### EXERCISE DETAILS
What is the number of lines in the entries below that include the word "title"? Provide the number only.

### DATASET EXTRACT
::::

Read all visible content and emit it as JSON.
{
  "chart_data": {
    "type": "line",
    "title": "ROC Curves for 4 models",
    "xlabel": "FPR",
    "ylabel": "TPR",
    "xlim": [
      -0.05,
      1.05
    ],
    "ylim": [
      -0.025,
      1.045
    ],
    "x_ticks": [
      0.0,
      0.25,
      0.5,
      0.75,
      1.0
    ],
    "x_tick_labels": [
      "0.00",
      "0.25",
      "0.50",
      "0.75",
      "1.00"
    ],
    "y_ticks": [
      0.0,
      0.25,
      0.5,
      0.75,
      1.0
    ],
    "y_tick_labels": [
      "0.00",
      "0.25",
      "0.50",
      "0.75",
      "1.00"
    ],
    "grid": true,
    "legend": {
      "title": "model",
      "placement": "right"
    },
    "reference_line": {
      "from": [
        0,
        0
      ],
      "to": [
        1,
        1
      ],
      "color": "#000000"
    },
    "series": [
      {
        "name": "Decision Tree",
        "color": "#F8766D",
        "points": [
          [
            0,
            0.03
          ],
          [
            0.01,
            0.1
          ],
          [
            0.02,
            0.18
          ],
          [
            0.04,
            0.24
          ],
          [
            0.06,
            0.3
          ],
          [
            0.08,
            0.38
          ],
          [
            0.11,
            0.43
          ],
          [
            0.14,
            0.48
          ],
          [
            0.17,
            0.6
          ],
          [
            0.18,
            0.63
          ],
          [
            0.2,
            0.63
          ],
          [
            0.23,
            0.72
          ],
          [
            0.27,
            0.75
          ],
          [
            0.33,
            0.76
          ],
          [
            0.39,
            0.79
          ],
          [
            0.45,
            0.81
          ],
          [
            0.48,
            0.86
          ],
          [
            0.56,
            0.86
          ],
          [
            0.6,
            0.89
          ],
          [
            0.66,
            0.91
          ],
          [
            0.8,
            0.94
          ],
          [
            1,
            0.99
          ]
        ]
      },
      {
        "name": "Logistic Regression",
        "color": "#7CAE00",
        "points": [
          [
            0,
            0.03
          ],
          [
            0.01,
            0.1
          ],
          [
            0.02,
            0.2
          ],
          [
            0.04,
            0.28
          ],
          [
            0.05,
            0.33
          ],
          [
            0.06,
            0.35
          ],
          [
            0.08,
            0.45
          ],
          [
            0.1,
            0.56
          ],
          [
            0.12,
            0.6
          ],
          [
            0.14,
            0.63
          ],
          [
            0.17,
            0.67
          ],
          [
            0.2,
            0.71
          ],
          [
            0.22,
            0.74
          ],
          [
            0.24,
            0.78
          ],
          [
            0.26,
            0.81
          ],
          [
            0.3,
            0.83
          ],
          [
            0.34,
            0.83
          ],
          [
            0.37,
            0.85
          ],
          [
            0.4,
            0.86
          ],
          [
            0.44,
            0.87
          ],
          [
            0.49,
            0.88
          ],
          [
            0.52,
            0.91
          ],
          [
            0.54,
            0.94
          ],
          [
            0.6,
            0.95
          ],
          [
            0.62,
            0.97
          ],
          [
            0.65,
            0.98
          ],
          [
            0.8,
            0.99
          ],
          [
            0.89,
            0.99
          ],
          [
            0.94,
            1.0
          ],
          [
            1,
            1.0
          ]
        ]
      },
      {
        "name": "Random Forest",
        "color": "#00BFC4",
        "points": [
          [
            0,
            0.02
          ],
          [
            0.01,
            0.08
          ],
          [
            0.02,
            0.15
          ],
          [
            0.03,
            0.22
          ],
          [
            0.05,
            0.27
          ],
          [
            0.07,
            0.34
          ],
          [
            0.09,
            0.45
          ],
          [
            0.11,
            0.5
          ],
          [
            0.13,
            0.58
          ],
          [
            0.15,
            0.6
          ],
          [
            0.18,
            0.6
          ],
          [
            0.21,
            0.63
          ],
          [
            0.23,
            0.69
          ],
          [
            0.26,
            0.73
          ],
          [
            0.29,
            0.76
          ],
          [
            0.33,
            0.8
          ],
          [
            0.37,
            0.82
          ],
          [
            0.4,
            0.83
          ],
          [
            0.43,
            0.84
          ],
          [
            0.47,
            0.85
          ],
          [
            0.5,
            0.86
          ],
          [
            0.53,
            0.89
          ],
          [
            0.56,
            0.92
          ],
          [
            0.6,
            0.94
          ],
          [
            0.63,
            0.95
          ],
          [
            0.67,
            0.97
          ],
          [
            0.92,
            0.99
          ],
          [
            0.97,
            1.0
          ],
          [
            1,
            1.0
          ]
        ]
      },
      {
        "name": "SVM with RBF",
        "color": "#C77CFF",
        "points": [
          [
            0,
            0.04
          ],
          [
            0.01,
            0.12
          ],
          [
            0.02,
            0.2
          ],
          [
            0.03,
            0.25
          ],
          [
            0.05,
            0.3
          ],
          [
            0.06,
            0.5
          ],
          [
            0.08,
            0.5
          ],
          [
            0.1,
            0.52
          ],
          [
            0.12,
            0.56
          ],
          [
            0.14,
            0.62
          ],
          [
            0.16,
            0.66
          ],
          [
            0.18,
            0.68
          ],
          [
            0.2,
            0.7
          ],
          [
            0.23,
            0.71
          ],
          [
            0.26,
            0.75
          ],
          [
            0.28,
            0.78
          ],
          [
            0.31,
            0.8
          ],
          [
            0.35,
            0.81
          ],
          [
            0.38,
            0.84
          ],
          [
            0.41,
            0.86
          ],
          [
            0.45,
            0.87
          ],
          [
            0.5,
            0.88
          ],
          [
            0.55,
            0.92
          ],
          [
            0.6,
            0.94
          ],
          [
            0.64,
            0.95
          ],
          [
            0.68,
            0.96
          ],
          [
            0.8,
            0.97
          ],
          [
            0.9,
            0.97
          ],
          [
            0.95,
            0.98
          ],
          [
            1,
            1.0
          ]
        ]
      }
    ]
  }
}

::::

### SOLUTION FOR THIS EXERCISE
2